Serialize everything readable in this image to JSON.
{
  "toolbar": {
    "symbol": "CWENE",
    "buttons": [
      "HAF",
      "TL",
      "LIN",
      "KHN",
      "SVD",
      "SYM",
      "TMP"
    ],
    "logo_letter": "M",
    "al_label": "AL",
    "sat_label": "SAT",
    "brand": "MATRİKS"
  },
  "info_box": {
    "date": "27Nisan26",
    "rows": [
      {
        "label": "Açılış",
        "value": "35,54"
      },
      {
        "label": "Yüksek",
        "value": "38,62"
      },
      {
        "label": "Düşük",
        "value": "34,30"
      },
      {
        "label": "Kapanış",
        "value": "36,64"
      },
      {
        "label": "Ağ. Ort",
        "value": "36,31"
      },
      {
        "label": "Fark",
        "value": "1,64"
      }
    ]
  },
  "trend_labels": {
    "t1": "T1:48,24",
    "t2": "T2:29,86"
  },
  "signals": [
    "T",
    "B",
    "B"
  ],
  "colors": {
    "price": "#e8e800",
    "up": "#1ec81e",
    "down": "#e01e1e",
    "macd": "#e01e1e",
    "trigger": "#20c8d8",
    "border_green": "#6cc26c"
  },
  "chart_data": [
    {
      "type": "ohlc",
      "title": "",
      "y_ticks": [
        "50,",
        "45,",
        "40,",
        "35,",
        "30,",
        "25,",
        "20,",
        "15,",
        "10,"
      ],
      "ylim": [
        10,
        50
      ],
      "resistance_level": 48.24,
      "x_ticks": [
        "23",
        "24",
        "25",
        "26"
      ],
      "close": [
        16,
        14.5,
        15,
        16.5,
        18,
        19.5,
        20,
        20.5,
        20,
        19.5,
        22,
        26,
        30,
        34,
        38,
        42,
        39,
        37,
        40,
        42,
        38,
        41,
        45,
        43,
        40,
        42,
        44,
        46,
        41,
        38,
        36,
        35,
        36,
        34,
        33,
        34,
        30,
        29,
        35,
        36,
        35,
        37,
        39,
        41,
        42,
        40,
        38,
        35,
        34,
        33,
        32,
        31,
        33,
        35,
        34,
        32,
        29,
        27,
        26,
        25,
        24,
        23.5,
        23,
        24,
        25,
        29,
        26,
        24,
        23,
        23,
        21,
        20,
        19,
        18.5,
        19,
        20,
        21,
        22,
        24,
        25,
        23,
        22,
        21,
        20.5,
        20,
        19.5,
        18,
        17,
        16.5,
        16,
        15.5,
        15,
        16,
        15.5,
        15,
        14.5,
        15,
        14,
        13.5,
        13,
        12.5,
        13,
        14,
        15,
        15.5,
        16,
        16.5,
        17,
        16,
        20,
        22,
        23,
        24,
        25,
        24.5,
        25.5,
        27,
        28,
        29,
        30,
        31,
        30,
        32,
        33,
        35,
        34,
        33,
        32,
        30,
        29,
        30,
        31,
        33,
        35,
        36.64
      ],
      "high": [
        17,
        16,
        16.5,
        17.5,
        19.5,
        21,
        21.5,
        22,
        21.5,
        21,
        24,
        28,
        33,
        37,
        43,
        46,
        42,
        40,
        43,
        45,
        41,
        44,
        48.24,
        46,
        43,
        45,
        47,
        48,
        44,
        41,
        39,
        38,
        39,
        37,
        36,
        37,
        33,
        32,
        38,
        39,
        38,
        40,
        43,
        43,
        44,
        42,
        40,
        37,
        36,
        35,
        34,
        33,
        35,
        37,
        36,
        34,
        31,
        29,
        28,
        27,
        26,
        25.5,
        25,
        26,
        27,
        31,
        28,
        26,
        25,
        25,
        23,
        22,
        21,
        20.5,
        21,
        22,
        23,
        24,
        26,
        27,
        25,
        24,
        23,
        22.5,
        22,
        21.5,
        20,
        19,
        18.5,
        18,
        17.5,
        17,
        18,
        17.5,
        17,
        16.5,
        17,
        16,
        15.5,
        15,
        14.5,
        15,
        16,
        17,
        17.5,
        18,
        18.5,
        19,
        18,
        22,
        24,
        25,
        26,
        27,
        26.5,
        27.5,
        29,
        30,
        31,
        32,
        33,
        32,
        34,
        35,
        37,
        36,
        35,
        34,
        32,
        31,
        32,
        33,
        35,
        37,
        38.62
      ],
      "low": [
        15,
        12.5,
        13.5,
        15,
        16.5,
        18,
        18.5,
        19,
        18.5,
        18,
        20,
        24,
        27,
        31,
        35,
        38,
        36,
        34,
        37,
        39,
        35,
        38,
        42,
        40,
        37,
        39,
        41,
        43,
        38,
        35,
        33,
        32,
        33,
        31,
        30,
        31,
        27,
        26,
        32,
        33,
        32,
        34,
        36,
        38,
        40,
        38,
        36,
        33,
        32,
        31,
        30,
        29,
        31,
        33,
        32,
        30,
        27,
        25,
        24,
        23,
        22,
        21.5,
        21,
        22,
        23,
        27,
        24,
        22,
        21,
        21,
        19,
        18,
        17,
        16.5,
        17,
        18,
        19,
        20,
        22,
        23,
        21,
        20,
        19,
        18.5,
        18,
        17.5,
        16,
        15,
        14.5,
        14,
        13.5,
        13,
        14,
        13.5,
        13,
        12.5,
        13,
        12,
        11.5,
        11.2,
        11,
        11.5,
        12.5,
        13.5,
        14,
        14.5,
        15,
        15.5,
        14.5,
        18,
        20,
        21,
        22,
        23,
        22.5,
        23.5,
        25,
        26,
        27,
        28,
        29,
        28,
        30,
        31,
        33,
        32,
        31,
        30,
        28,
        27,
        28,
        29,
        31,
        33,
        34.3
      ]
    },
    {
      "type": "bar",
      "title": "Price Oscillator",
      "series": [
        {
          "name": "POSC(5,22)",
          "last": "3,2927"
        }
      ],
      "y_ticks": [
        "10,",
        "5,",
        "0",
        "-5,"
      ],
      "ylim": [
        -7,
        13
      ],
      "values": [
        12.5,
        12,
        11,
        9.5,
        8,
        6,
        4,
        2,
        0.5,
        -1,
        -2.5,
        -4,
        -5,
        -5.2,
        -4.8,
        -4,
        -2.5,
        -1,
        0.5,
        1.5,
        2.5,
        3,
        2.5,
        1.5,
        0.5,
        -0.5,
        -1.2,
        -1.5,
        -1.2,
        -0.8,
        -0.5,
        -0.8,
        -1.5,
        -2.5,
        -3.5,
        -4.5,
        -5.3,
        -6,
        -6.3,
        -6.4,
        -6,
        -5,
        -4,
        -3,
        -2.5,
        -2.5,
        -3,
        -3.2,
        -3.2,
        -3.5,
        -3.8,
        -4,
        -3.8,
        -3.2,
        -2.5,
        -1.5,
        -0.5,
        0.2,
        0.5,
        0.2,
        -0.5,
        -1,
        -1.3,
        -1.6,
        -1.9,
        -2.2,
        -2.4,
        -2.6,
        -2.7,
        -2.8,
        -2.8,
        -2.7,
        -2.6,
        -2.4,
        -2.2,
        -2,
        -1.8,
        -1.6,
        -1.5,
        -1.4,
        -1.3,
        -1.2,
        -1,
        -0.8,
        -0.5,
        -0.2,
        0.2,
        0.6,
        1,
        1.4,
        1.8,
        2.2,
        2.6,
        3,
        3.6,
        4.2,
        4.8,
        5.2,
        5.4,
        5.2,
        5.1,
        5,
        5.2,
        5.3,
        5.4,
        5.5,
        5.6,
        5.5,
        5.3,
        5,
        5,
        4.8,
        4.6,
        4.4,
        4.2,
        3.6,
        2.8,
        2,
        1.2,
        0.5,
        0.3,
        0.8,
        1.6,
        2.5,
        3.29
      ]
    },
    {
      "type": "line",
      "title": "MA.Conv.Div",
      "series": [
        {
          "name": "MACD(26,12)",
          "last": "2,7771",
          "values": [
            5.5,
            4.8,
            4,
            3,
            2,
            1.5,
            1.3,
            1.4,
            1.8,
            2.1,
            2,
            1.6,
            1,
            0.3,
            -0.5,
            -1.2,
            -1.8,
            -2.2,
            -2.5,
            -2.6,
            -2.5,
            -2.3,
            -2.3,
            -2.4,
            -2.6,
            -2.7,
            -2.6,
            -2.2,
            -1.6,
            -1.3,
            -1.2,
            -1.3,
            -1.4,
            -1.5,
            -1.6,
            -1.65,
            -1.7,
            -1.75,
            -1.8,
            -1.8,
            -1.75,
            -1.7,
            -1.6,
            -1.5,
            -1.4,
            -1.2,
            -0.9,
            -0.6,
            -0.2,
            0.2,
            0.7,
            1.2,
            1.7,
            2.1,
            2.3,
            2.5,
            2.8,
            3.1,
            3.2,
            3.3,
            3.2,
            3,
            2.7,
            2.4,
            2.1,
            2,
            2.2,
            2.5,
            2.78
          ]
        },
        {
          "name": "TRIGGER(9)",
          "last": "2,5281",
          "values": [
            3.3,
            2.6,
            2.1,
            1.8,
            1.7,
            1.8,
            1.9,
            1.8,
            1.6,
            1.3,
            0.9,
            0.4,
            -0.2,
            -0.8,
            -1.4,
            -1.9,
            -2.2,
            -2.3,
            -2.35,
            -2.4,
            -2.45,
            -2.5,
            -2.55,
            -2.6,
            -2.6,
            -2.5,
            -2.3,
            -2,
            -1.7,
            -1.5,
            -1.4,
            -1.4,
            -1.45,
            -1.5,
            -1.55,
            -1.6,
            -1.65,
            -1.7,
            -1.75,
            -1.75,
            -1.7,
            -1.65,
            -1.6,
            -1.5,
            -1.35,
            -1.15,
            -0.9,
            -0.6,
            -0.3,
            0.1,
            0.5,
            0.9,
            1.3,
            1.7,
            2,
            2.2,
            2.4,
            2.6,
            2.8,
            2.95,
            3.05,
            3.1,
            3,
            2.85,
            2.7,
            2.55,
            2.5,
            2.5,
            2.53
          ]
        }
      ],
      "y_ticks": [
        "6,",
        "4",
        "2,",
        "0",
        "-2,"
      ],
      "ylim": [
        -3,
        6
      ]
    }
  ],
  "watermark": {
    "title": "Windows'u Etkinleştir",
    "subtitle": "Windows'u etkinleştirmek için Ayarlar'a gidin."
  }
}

WHAT THE TASK ASKS:
Search the data for "Windows". Copy every matching line.

OUTPUT OF THE EXERCISE:
    "title": "Windows'u Etkinleştir",
    "subtitle": "Windows'u etkinleştirmek için Ayarlar'a gidin."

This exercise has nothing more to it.